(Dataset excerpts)
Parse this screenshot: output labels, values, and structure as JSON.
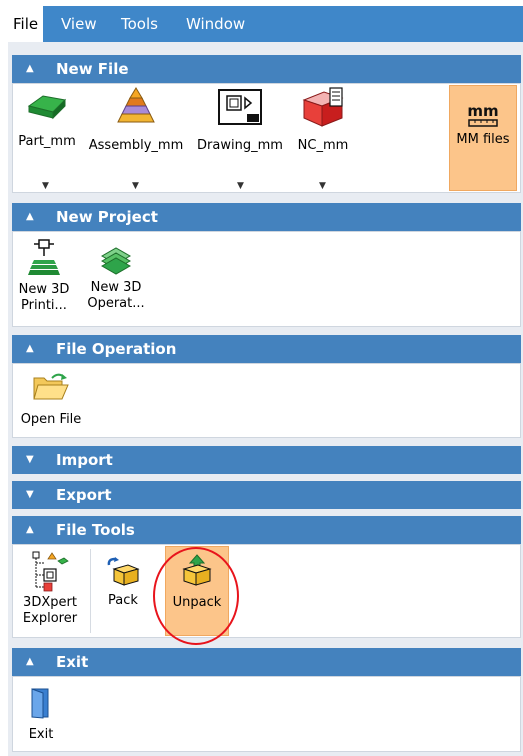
{
  "menu": {
    "items": [
      {
        "label": "File"
      },
      {
        "label": "View"
      },
      {
        "label": "Tools"
      },
      {
        "label": "Window"
      }
    ]
  },
  "sections": {
    "new_file": {
      "title": "New File",
      "tools": [
        {
          "label": "Part_mm"
        },
        {
          "label": "Assembly_mm"
        },
        {
          "label": "Drawing_mm"
        },
        {
          "label": "NC_mm"
        }
      ],
      "mm_files": {
        "icon_text": "mm",
        "label": "MM files"
      }
    },
    "new_project": {
      "title": "New Project",
      "tools": [
        {
          "line1": "New 3D",
          "line2": "Printi..."
        },
        {
          "line1": "New 3D",
          "line2": "Operat..."
        }
      ]
    },
    "file_operation": {
      "title": "File Operation",
      "tools": [
        {
          "label": "Open File"
        }
      ]
    },
    "import": {
      "title": "Import"
    },
    "export": {
      "title": "Export"
    },
    "file_tools": {
      "title": "File Tools",
      "tools": [
        {
          "line1": "3DXpert",
          "line2": "Explorer"
        },
        {
          "label": "Pack"
        },
        {
          "label": "Unpack"
        }
      ]
    },
    "exit": {
      "title": "Exit",
      "tools": [
        {
          "label": "Exit"
        }
      ]
    }
  },
  "arrows": {
    "up": "▲",
    "down": "▼",
    "dropdown": "▼"
  }
}
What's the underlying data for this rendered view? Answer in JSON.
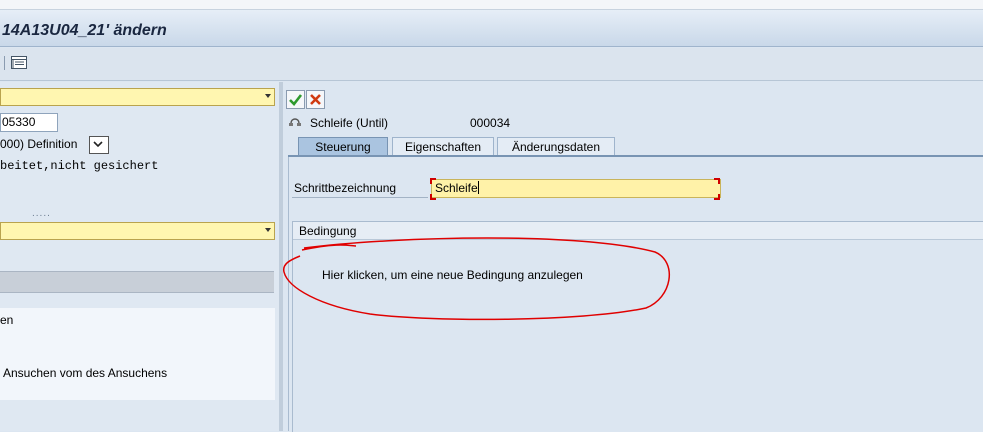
{
  "window": {
    "title": "14A13U04_21' ändern"
  },
  "left": {
    "number_field": "05330",
    "definition_select": "000) Definition",
    "status_text": "beitet,nicht gesichert",
    "dots": ".....",
    "list_items": [
      "en",
      "Ansuchen vom des Ansuchens"
    ]
  },
  "right": {
    "loop_label": "Schleife (Until)",
    "loop_id": "000034",
    "tabs": [
      "Steuerung",
      "Eigenschaften",
      "Änderungsdaten"
    ],
    "step_label": "Schrittbezeichnung",
    "step_value": "Schleife",
    "group_title": "Bedingung",
    "condition_link": "Hier klicken, um eine neue Bedingung anzulegen"
  },
  "colors": {
    "annotation": "#e00000",
    "active_tab": "#aac4e0",
    "required_field": "#fff2a8"
  },
  "icons": [
    "table-icon",
    "confirm-icon",
    "cancel-icon",
    "loop-icon",
    "dropdown-icon"
  ]
}
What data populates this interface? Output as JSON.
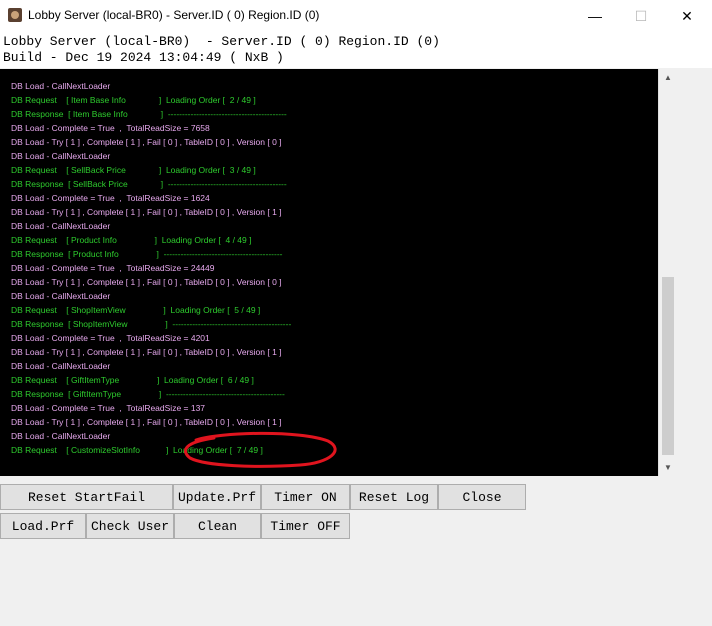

* Your goal *
Each record above should be copied character for character, with pictures dropped.

* Exercise result *
Parse this screenshot: output labels, values, and structure as JSON.
{
  "menu": {
    "items": [
      {
        "label": "File"
      },
      {
        "label": "View"
      },
      {
        "label": "Tools"
      },
      {
        "label": "Window"
      }
    ]
  },
  "sections": {
    "new_file": {
      "title": "New File",
      "tools": [
        {
          "label": "Part_mm"
        },
        {
          "label": "Assembly_mm"
        },
        {
          "label": "Drawing_mm"
        },
        {
          "label": "NC_mm"
        }
      ],
      "mm_files": {
        "icon_text": "mm",
        "label": "MM files"
      }
    },
    "new_project": {
      "title": "New Project",
      "tools": [
        {
          "line1": "New 3D",
          "line2": "Printi..."
        },
        {
          "line1": "New 3D",
          "line2": "Operat..."
        }
      ]
    },
    "file_operation": {
      "title": "File Operation",
      "tools": [
        {
          "label": "Open File"
        }
      ]
    },
    "import": {
      "title": "Import"
    },
    "export": {
      "title": "Export"
    },
    "file_tools": {
      "title": "File Tools",
      "tools": [
        {
          "line1": "3DXpert",
          "line2": "Explorer"
        },
        {
          "label": "Pack"
        },
        {
          "label": "Unpack"
        }
      ]
    },
    "exit": {
      "title": "Exit",
      "tools": [
        {
          "label": "Exit"
        }
      ]
    }
  },
  "arrows": {
    "up": "▲",
    "down": "▼",
    "dropdown": "▼"
  }
}
What's the underlying data for this rendered view? Answer in JSON.
{
  "window": {
    "title": "14A13U04_21' ändern"
  },
  "left": {
    "number_field": "05330",
    "definition_select": "000) Definition",
    "status_text": "beitet,nicht gesichert",
    "dots": ".....",
    "list_items": [
      "en",
      "Ansuchen vom des Ansuchens"
    ]
  },
  "right": {
    "loop_label": "Schleife (Until)",
    "loop_id": "000034",
    "tabs": [
      "Steuerung",
      "Eigenschaften",
      "Änderungsdaten"
    ],
    "step_label": "Schrittbezeichnung",
    "step_value": "Schleife",
    "group_title": "Bedingung",
    "condition_link": "Hier klicken, um eine neue Bedingung anzulegen"
  },
  "colors": {
    "annotation": "#e00000",
    "active_tab": "#aac4e0",
    "required_field": "#fff2a8"
  },
  "icons": [
    "table-icon",
    "confirm-icon",
    "cancel-icon",
    "loop-icon",
    "dropdown-icon"
  ]
}
What data populates this interface? Output as JSON.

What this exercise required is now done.